# GOAL:
Look through the lines below and extract any with the word "Sampaguita".

Dataset items:
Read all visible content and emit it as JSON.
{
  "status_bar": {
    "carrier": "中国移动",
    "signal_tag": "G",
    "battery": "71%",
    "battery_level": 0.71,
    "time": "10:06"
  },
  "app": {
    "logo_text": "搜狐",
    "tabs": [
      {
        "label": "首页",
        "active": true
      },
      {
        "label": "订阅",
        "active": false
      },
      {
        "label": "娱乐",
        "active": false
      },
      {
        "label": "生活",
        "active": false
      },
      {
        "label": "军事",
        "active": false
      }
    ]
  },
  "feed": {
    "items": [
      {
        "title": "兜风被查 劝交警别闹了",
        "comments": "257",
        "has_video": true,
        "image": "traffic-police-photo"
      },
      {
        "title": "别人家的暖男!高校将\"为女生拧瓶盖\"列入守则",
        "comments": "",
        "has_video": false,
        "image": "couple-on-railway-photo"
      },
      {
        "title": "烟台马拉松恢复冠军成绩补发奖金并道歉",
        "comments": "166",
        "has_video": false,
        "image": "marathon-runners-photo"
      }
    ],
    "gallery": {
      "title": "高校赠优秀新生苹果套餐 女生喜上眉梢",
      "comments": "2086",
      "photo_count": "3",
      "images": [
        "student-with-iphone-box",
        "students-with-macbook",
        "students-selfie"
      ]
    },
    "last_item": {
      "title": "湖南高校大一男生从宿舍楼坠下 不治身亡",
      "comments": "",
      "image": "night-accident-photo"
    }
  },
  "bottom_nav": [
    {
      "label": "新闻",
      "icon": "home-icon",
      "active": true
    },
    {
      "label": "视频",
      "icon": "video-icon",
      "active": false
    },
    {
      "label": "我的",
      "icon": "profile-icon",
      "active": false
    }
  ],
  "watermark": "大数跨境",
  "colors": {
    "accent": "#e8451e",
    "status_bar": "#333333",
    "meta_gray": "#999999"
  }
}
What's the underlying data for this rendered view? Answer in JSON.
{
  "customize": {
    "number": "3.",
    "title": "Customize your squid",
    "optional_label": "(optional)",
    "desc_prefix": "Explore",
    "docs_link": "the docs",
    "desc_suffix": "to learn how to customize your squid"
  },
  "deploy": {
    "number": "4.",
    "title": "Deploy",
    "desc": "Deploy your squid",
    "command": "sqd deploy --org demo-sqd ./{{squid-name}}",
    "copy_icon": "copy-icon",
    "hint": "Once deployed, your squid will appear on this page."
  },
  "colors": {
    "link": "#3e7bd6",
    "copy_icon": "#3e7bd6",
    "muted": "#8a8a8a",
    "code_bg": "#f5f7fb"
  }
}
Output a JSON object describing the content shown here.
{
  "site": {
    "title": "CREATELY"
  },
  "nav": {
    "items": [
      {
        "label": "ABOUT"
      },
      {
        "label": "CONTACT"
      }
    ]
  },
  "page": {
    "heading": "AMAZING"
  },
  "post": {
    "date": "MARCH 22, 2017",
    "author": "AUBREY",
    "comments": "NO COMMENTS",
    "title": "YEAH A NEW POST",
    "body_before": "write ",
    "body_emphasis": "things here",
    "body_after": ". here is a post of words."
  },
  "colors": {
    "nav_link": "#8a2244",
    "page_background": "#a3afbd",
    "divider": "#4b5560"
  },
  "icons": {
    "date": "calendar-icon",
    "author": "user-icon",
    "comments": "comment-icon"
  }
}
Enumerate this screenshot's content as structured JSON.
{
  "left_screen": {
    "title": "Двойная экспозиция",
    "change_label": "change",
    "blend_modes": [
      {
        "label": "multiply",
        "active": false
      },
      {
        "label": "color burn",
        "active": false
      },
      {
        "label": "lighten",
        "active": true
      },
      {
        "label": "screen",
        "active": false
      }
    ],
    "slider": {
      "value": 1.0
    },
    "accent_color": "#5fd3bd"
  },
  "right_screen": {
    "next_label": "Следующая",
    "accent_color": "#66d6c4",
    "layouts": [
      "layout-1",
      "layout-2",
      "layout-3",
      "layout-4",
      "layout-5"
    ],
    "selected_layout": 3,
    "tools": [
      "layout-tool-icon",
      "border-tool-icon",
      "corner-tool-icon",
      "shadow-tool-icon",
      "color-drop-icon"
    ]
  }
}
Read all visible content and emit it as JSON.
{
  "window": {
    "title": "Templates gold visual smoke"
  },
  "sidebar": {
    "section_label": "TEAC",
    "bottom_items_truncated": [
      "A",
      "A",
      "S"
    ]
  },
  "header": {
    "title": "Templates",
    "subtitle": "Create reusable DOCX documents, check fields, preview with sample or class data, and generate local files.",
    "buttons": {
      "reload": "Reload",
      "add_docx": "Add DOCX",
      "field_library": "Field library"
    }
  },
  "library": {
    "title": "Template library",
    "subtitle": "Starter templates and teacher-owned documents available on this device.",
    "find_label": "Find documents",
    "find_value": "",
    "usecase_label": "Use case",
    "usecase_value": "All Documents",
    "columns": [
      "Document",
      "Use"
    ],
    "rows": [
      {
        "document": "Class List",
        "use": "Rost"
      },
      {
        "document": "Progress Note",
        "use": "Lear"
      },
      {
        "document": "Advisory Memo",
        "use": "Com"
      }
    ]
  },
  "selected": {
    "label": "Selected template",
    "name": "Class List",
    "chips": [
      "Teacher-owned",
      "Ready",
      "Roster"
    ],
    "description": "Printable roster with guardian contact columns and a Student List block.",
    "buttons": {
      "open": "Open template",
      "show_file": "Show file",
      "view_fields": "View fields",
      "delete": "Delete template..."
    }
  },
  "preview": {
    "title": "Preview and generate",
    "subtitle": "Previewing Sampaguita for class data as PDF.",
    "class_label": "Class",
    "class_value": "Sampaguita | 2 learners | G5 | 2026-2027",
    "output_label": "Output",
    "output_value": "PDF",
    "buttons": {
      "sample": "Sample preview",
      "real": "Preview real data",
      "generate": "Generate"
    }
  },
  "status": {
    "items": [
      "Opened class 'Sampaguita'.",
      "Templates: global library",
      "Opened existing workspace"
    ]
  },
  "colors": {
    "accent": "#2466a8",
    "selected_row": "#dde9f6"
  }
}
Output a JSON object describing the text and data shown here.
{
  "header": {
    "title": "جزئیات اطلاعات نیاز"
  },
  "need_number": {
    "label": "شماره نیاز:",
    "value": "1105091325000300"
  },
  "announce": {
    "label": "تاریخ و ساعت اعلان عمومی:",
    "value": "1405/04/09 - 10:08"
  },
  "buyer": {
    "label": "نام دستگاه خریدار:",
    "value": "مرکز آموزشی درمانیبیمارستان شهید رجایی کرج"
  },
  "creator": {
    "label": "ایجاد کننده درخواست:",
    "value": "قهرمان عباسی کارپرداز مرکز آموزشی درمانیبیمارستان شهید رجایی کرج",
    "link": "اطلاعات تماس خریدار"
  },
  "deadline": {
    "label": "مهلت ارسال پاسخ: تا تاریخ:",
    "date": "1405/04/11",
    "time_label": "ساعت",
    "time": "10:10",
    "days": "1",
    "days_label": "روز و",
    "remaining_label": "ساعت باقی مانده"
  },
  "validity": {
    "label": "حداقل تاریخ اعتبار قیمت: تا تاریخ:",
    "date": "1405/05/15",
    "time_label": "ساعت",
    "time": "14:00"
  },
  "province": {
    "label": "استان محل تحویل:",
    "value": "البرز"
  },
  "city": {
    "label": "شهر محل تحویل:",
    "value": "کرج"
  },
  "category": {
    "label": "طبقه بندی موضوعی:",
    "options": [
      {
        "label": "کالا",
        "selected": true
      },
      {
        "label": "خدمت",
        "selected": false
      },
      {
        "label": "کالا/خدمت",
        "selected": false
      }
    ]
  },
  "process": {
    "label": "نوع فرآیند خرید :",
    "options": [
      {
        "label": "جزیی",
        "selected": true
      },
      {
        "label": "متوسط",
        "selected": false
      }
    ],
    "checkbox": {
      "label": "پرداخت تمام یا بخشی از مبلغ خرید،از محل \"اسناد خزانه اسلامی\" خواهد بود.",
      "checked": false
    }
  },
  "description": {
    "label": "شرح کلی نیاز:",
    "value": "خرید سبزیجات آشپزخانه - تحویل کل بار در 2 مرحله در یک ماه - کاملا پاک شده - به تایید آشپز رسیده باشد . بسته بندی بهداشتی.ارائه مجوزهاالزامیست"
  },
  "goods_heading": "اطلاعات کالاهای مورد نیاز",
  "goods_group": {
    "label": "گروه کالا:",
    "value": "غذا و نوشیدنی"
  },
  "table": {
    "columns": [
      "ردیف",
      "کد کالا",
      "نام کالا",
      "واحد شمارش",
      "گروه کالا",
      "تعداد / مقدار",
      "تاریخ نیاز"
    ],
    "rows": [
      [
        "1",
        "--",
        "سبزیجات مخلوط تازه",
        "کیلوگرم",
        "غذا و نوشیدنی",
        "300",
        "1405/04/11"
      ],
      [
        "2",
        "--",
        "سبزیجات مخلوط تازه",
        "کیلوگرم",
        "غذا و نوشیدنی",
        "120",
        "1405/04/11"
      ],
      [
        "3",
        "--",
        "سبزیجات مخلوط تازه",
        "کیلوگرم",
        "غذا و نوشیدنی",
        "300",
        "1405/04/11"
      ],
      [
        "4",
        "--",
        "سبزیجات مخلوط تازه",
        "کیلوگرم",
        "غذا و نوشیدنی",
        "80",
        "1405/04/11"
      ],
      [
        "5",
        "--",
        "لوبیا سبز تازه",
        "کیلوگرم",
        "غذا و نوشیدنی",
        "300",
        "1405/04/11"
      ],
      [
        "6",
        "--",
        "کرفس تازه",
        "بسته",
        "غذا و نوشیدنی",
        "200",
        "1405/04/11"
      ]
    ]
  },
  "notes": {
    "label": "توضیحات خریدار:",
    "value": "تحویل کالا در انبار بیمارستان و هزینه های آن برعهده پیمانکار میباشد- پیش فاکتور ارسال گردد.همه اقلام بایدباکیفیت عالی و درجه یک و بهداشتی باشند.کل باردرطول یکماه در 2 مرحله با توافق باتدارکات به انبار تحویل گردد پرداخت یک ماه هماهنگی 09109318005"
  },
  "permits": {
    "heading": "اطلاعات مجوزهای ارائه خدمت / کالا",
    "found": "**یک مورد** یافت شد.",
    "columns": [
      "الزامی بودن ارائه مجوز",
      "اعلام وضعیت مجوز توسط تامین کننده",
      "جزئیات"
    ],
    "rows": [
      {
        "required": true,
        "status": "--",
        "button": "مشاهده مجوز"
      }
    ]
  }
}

# RESPONSE:
    "subtitle": "Previewing Sampaguita for class data as PDF.",
    "class_value": "Sampaguita | 2 learners | G5 | 2026-2027",
      "Opened class 'Sampaguita'.",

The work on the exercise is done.